DESCRIPTION OF THE TASK
Can you rewrite the data below with every "maker-email" changed to "maker-address" and nothing else altered?

TASK MATERIAL
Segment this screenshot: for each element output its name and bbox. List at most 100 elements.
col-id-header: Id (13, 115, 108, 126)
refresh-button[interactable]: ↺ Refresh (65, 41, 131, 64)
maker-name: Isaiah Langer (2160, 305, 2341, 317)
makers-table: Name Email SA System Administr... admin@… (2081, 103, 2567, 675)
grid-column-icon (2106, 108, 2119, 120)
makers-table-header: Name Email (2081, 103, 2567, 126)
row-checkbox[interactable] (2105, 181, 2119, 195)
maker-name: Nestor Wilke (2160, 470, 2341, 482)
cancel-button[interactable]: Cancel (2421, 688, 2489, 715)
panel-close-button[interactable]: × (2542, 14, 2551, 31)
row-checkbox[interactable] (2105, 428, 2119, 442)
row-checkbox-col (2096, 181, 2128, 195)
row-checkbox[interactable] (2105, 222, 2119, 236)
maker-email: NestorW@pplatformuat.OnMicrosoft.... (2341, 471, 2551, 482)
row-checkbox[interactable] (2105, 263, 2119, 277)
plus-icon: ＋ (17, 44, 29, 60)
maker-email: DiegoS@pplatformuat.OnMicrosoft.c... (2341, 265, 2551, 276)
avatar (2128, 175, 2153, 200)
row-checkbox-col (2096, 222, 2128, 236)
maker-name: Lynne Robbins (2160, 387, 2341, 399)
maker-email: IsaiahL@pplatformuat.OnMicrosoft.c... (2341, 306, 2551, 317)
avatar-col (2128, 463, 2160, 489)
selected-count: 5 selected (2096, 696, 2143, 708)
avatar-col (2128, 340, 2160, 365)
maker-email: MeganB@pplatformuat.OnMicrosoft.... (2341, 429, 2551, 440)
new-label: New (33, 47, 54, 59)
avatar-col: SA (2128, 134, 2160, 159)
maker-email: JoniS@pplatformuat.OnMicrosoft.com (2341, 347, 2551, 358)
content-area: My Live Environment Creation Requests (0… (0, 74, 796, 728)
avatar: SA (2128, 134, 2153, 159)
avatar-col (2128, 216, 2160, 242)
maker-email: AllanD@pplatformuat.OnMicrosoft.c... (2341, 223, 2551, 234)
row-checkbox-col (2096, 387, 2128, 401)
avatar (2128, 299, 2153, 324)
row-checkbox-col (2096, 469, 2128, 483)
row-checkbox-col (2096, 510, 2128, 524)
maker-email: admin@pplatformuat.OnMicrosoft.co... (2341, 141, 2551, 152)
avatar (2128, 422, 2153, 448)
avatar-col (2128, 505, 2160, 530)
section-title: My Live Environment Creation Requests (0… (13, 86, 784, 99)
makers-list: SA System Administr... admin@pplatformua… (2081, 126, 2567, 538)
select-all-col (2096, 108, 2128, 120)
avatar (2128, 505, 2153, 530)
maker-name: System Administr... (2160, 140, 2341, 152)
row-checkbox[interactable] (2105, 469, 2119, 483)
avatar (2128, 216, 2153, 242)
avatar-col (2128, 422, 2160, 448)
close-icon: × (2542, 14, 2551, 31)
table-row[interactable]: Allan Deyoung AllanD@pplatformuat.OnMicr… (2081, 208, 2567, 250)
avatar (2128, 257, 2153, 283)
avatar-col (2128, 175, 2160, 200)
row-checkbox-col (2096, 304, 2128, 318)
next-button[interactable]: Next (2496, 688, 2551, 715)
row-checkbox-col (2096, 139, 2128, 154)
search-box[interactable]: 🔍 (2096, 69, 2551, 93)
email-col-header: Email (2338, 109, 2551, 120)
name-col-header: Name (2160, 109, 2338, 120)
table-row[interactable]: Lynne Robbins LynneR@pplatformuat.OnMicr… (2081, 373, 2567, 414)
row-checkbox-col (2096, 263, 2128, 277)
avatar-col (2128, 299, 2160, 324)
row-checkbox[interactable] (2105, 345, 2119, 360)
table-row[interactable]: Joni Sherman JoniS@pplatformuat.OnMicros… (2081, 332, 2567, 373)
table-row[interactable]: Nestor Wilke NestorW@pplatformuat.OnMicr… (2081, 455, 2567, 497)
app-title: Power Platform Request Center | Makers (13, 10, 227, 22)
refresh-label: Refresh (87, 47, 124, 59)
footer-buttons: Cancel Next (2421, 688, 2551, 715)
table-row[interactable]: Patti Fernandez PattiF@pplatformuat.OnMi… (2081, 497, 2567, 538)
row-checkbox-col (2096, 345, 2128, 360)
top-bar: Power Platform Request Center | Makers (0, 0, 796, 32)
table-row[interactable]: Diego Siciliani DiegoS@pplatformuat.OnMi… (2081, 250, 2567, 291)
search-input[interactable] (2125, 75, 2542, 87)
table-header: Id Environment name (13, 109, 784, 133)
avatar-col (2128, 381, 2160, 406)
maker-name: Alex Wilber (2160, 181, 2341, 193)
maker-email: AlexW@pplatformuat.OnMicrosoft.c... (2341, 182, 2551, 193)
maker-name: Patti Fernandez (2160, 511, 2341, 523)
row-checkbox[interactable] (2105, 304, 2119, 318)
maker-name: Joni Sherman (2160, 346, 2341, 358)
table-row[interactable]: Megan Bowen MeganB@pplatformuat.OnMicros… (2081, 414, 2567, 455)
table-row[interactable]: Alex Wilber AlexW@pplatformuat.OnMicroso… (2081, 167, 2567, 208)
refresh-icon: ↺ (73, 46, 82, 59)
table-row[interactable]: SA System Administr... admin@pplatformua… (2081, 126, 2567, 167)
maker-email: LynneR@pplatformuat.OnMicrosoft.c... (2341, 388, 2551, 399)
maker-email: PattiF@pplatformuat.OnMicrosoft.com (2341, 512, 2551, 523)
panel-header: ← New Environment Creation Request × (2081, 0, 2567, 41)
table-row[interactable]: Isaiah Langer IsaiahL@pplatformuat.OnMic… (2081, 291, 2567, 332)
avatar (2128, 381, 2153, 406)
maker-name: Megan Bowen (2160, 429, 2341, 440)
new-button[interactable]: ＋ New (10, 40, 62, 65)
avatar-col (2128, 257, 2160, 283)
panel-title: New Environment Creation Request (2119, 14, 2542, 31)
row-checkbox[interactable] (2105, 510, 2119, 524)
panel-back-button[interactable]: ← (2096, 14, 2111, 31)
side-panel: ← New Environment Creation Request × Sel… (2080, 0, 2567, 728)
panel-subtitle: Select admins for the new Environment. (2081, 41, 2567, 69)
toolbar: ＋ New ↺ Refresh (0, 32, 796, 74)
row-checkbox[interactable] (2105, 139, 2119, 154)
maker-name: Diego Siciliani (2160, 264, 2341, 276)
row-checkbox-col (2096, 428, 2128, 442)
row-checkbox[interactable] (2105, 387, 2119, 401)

EXPECTED OUTPUT
Segment this screenshot: for each element output its name and bbox. List at most 100 elements.
col-id-header: Id (13, 115, 108, 126)
refresh-button[interactable]: ↺ Refresh (65, 41, 131, 64)
maker-name: Isaiah Langer (2160, 305, 2341, 317)
makers-table: Name Email SA System Administr... admin@… (2081, 103, 2567, 675)
grid-column-icon (2106, 108, 2119, 120)
makers-table-header: Name Email (2081, 103, 2567, 126)
row-checkbox[interactable] (2105, 181, 2119, 195)
maker-name: Nestor Wilke (2160, 470, 2341, 482)
cancel-button[interactable]: Cancel (2421, 688, 2489, 715)
panel-close-button[interactable]: × (2542, 14, 2551, 31)
row-checkbox[interactable] (2105, 428, 2119, 442)
row-checkbox-col (2096, 181, 2128, 195)
row-checkbox[interactable] (2105, 222, 2119, 236)
maker-address: NestorW@pplatformuat.OnMicrosoft.... (2341, 471, 2551, 482)
row-checkbox[interactable] (2105, 263, 2119, 277)
plus-icon: ＋ (17, 44, 29, 60)
maker-address: DiegoS@pplatformuat.OnMicrosoft.c... (2341, 265, 2551, 276)
avatar (2128, 175, 2153, 200)
row-checkbox-col (2096, 222, 2128, 236)
maker-name: Lynne Robbins (2160, 387, 2341, 399)
maker-address: IsaiahL@pplatformuat.OnMicrosoft.c... (2341, 306, 2551, 317)
avatar-col (2128, 463, 2160, 489)
selected-count: 5 selected (2096, 696, 2143, 708)
avatar-col (2128, 340, 2160, 365)
maker-address: MeganB@pplatformuat.OnMicrosoft.... (2341, 429, 2551, 440)
new-label: New (33, 47, 54, 59)
avatar-col: SA (2128, 134, 2160, 159)
maker-address: JoniS@pplatformuat.OnMicrosoft.com (2341, 347, 2551, 358)
content-area: My Live Environment Creation Requests (0… (0, 74, 796, 728)
avatar: SA (2128, 134, 2153, 159)
avatar-col (2128, 216, 2160, 242)
maker-address: AllanD@pplatformuat.OnMicrosoft.c... (2341, 223, 2551, 234)
row-checkbox-col (2096, 387, 2128, 401)
avatar (2128, 299, 2153, 324)
row-checkbox-col (2096, 469, 2128, 483)
row-checkbox-col (2096, 510, 2128, 524)
maker-address: admin@pplatformuat.OnMicrosoft.co... (2341, 141, 2551, 152)
avatar (2128, 422, 2153, 448)
avatar-col (2128, 505, 2160, 530)
section-title: My Live Environment Creation Requests (0… (13, 86, 784, 99)
makers-list: SA System Administr... admin@pplatformua… (2081, 126, 2567, 538)
select-all-col (2096, 108, 2128, 120)
avatar (2128, 505, 2153, 530)
maker-name: System Administr... (2160, 140, 2341, 152)
row-checkbox[interactable] (2105, 469, 2119, 483)
avatar (2128, 216, 2153, 242)
avatar-col (2128, 422, 2160, 448)
close-icon: × (2542, 14, 2551, 31)
table-row[interactable]: Allan Deyoung AllanD@pplatformuat.OnMicr… (2081, 208, 2567, 250)
avatar (2128, 257, 2153, 283)
avatar-col (2128, 175, 2160, 200)
row-checkbox-col (2096, 304, 2128, 318)
next-button[interactable]: Next (2496, 688, 2551, 715)
row-checkbox-col (2096, 139, 2128, 154)
search-box[interactable]: 🔍 (2096, 69, 2551, 93)
email-col-header: Email (2338, 109, 2551, 120)
name-col-header: Name (2160, 109, 2338, 120)
table-row[interactable]: Lynne Robbins LynneR@pplatformuat.OnMicr… (2081, 373, 2567, 414)
row-checkbox-col (2096, 263, 2128, 277)
avatar-col (2128, 299, 2160, 324)
row-checkbox[interactable] (2105, 345, 2119, 360)
table-row[interactable]: Joni Sherman JoniS@pplatformuat.OnMicros… (2081, 332, 2567, 373)
table-row[interactable]: Nestor Wilke NestorW@pplatformuat.OnMicr… (2081, 455, 2567, 497)
app-title: Power Platform Request Center | Makers (13, 10, 227, 22)
refresh-label: Refresh (87, 47, 124, 59)
footer-buttons: Cancel Next (2421, 688, 2551, 715)
table-row[interactable]: Patti Fernandez PattiF@pplatformuat.OnMi… (2081, 497, 2567, 538)
row-checkbox-col (2096, 345, 2128, 360)
top-bar: Power Platform Request Center | Makers (0, 0, 796, 32)
table-row[interactable]: Diego Siciliani DiegoS@pplatformuat.OnMi… (2081, 250, 2567, 291)
search-input[interactable] (2125, 75, 2542, 87)
table-header: Id Environment name (13, 109, 784, 133)
avatar-col (2128, 381, 2160, 406)
maker-name: Alex Wilber (2160, 181, 2341, 193)
maker-address: AlexW@pplatformuat.OnMicrosoft.c... (2341, 182, 2551, 193)
maker-name: Patti Fernandez (2160, 511, 2341, 523)
row-checkbox[interactable] (2105, 304, 2119, 318)
maker-name: Joni Sherman (2160, 346, 2341, 358)
table-row[interactable]: Megan Bowen MeganB@pplatformuat.OnMicros… (2081, 414, 2567, 455)
table-row[interactable]: Alex Wilber AlexW@pplatformuat.OnMicroso… (2081, 167, 2567, 208)
refresh-icon: ↺ (73, 46, 82, 59)
table-row[interactable]: SA System Administr... admin@pplatformua… (2081, 126, 2567, 167)
maker-address: LynneR@pplatformuat.OnMicrosoft.c... (2341, 388, 2551, 399)
maker-address: PattiF@pplatformuat.OnMicrosoft.com (2341, 512, 2551, 523)
panel-header: ← New Environment Creation Request × (2081, 0, 2567, 41)
table-row[interactable]: Isaiah Langer IsaiahL@pplatformuat.OnMic… (2081, 291, 2567, 332)
avatar (2128, 381, 2153, 406)
maker-name: Megan Bowen (2160, 429, 2341, 440)
new-button[interactable]: ＋ New (10, 40, 62, 65)
avatar-col (2128, 257, 2160, 283)
panel-title: New Environment Creation Request (2119, 14, 2542, 31)
row-checkbox[interactable] (2105, 510, 2119, 524)
panel-back-button[interactable]: ← (2096, 14, 2111, 31)
side-panel: ← New Environment Creation Request × Sel… (2080, 0, 2567, 728)
panel-subtitle: Select admins for the new Environment. (2081, 41, 2567, 69)
toolbar: ＋ New ↺ Refresh (0, 32, 796, 74)
row-checkbox[interactable] (2105, 139, 2119, 154)
maker-name: Diego Siciliani (2160, 264, 2341, 276)
row-checkbox-col (2096, 428, 2128, 442)
row-checkbox[interactable] (2105, 387, 2119, 401)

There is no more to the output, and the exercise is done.